• _YOUR GOAL_
How many of the lines that follow contain the word "watching"? Give only the number.
DATA EXCERPTS start
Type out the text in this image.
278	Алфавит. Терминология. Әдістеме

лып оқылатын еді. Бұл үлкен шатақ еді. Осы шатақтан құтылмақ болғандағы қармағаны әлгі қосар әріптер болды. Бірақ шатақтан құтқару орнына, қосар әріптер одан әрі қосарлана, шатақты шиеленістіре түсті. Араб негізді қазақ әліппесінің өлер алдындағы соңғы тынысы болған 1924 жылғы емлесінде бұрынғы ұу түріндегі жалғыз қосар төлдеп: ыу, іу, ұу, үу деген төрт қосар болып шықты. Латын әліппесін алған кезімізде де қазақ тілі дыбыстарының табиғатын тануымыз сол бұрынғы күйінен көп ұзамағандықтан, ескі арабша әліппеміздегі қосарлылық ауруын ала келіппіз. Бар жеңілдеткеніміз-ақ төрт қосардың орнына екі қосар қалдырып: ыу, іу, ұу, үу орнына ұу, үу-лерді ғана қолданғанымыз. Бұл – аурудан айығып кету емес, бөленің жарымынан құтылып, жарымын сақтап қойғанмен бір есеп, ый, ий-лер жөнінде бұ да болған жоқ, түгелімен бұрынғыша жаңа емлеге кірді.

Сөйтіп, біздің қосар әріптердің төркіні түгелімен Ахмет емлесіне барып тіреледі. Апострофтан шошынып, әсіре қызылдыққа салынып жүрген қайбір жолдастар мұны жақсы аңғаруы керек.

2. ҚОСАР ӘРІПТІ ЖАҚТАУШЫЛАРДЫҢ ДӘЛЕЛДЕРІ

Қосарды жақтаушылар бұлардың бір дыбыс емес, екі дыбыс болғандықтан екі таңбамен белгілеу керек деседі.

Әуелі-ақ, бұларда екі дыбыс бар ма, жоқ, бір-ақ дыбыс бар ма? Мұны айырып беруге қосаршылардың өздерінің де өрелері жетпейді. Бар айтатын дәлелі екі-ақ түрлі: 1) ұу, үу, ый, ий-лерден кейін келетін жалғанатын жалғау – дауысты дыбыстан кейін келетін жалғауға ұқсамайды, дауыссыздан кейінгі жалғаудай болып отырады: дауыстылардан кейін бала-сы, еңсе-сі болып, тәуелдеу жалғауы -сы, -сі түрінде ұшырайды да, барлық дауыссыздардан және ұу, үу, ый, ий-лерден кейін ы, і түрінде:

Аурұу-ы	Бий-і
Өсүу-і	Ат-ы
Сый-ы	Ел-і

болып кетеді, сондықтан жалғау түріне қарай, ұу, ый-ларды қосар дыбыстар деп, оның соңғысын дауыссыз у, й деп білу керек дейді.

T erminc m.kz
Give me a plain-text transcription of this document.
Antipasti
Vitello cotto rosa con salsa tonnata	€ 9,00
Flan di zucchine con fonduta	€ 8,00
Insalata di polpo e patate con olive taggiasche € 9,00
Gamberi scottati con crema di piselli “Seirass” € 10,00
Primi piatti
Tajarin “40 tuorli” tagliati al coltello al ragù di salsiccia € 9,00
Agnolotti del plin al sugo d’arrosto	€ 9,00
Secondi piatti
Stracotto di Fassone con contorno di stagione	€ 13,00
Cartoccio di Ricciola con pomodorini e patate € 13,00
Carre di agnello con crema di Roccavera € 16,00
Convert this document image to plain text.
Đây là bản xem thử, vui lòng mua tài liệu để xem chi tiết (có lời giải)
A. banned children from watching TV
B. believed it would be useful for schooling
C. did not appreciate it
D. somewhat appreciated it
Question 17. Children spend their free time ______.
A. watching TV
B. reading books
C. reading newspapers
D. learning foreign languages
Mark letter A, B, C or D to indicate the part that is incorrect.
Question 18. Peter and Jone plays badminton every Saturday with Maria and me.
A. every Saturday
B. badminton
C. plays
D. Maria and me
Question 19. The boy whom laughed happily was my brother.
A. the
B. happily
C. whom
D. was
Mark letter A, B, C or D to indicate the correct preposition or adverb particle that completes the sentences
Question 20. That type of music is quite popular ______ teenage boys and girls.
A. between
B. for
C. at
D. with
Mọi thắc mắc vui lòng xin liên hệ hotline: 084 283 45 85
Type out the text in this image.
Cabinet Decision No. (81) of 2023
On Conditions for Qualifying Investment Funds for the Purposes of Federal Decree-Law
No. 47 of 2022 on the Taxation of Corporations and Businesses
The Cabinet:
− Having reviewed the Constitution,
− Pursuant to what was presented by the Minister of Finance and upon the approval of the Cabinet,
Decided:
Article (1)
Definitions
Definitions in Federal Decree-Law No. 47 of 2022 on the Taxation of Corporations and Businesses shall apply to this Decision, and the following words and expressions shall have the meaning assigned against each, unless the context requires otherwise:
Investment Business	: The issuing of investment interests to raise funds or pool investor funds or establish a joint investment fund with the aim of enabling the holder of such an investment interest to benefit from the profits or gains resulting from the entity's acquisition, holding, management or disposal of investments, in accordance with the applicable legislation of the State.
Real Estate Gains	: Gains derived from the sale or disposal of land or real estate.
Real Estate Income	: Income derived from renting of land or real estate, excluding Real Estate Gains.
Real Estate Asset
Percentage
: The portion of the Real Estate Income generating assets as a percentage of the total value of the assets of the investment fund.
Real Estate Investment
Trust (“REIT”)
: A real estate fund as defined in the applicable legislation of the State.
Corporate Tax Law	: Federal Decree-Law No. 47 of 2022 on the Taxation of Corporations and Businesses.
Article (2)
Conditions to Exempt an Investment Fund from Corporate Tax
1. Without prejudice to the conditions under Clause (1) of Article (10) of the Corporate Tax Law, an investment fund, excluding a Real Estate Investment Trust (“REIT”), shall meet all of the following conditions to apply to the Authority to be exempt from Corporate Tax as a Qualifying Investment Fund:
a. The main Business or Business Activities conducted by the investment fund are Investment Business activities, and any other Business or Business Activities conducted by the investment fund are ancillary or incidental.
DATA EXCERPTS end
• _EXERCISE RESULT_
2